>> START ARTICLE

A tree is basically a spanning linked list. It can have multiple "next" nodes. You treat it slightly different in that you need to recursively apply everything to all the nexts, not just one. There are also ideas like height and such behind it too...

Courtesy of http://courses.washington.edu/hypertxt/cgi-bin/12.228.185.206/html/maps/maps.html

One of the interesting things to note about a tree is that it is inductively a tree. What that means is that a tree is a tree at a node if all the children under it are also trees, called subtrees. Even if it is just a leaf, it is still a tree because of the definition.

Do note that a tree doesn't have loops... if it does it becomes a graph. A child may have more than one parent but a child can't be the parent of its parent (definition of a loop).

IV. Tree Code

import java.util.ArrayList;


public class TreeNode {
    private ArrayList<TreeNode> children;
    private Object data;


    public ArrayList<TreeNode> getChildren() {
        return children;
    }

    public void setChildren(ArrayList<TreeNode> children) {
        this.children = children;
    }
    public Object getData() {
        return data;
    }
    public void setData(Object data) {
        this.data = data;
    }

   
    // inductively finds the size of the tree
    public int size() {
        // this insures that the size is at least 1
        int s = 1;
        for (int i = 0; i<children.size(); i++)
            // adds all subsequent children's size onto itself... trees are inductively trees from subtrees,
            //  which are children
            s += children.get(i).size();
        return s;
    }
   
    // inductively finds the max height of the tree
    public int height() {
        // always starts with height of 0
        int maxH = 0;
       
        for (int i = 0; i<children.size(); i++)
            // finds the max height, which is the height of the children + 1,
            // since going down increments the height
            if (children.get(i).height()+1 > maxH)
                maxH = children.get(i).height()+1;
       
        return maxH;
    }
}

>> END ARTICLE

TO BE DONE:
A – Will you return the part of the tree explanation starting with "A tree is basically" and going on through "behind it too..."?
B – Can you retype the records, starting with their first line and going on through the line with "- table-cell: NA: [660, 650, 723, 681]", and nothing past it?

>> START ENTRIES PROVIDED

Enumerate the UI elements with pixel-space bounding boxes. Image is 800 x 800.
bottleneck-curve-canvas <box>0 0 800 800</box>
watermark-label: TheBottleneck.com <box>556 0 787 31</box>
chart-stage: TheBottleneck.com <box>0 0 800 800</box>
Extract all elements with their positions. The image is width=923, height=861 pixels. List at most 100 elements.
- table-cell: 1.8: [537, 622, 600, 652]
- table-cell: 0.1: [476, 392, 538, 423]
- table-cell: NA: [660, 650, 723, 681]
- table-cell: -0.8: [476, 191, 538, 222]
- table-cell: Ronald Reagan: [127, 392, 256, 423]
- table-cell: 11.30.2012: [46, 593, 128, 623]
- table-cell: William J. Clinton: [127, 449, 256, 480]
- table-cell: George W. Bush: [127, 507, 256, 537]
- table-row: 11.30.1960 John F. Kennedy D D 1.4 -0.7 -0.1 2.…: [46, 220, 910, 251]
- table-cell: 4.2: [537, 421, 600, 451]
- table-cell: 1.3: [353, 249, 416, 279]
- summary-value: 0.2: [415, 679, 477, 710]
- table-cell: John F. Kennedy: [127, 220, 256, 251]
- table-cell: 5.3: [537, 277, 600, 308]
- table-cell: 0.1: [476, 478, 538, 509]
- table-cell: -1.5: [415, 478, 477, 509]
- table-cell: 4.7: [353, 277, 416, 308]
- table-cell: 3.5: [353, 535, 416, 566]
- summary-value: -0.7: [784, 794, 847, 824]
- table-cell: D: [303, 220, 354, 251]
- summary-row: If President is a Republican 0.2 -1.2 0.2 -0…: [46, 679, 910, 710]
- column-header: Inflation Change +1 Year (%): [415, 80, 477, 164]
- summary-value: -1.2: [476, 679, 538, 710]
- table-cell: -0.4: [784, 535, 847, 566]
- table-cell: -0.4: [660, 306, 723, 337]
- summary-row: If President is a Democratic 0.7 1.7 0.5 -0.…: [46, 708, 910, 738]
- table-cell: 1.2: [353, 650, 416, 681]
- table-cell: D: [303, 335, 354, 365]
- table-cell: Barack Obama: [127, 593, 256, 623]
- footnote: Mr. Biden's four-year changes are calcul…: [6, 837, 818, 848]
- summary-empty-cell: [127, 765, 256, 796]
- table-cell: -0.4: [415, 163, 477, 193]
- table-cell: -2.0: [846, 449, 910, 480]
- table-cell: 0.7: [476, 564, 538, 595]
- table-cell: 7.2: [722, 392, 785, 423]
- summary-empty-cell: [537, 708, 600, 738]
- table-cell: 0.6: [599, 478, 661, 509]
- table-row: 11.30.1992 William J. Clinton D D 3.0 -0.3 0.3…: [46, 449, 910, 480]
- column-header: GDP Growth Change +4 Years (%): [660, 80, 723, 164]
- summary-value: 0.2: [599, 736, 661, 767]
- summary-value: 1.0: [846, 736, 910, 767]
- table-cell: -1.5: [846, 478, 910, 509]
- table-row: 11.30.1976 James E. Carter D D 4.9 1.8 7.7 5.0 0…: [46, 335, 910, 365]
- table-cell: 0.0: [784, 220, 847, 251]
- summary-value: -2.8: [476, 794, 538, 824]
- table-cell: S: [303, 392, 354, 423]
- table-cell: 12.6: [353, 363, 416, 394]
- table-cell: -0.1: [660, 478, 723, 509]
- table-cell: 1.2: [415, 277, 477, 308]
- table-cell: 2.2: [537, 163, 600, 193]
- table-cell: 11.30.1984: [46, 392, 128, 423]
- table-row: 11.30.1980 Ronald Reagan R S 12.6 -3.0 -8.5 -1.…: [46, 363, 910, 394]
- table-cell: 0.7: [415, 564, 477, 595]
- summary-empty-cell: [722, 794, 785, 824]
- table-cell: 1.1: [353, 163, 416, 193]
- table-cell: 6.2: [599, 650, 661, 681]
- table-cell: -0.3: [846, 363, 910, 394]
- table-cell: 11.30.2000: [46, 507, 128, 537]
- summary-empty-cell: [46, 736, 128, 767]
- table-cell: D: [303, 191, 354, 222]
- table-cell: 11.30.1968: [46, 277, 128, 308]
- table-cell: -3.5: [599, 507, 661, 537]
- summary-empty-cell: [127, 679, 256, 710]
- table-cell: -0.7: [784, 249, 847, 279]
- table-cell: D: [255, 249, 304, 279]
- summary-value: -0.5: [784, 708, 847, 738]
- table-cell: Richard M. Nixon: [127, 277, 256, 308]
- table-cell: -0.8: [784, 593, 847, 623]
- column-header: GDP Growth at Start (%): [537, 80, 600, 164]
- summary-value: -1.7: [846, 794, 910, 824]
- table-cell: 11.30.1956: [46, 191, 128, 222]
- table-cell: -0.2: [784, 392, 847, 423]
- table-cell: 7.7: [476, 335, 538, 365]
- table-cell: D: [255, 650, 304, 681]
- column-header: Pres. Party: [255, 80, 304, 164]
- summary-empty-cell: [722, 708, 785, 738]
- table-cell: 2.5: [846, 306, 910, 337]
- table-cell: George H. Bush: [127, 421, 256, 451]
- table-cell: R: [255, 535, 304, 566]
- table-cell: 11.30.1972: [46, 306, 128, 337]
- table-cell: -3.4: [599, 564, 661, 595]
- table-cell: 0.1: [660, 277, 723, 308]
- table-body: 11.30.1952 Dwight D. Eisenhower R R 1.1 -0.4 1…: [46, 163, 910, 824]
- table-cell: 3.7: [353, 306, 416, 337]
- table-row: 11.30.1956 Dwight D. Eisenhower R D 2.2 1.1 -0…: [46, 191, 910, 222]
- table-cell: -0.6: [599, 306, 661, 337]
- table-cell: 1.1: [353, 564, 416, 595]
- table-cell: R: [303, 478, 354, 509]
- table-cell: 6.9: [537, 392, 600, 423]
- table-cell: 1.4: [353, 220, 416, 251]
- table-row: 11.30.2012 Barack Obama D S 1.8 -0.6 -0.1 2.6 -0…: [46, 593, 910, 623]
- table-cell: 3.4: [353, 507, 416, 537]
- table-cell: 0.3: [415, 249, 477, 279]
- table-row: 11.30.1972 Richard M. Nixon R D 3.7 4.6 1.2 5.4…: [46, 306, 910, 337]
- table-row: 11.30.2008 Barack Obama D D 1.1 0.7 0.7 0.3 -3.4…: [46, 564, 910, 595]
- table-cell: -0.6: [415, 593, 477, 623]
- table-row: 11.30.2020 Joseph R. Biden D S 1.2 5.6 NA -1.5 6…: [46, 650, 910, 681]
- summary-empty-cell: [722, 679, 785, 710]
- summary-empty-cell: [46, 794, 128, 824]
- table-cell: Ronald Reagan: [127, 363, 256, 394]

>> END ENTRIES PROVIDED

EXPECTED RESPONSES:
A –
A tree is basically a spanning linked list. It can have multiple "next" nodes. You treat it slightly different in that you need to recursively apply everything to all the nexts, not just one. There are also ideas like height and such behind it too...

B –
Enumerate the UI elements with pixel-space bounding boxes. Image is 800 x 800.
bottleneck-curve-canvas <box>0 0 800 800</box>
watermark-label: TheBottleneck.com <box>556 0 787 31</box>
chart-stage: TheBottleneck.com <box>0 0 800 800</box>
Extract all elements with their positions. The image is width=923, height=861 pixels. List at most 100 elements.
- table-cell: 1.8: [537, 622, 600, 652]
- table-cell: 0.1: [476, 392, 538, 423]
- table-cell: NA: [660, 650, 723, 681]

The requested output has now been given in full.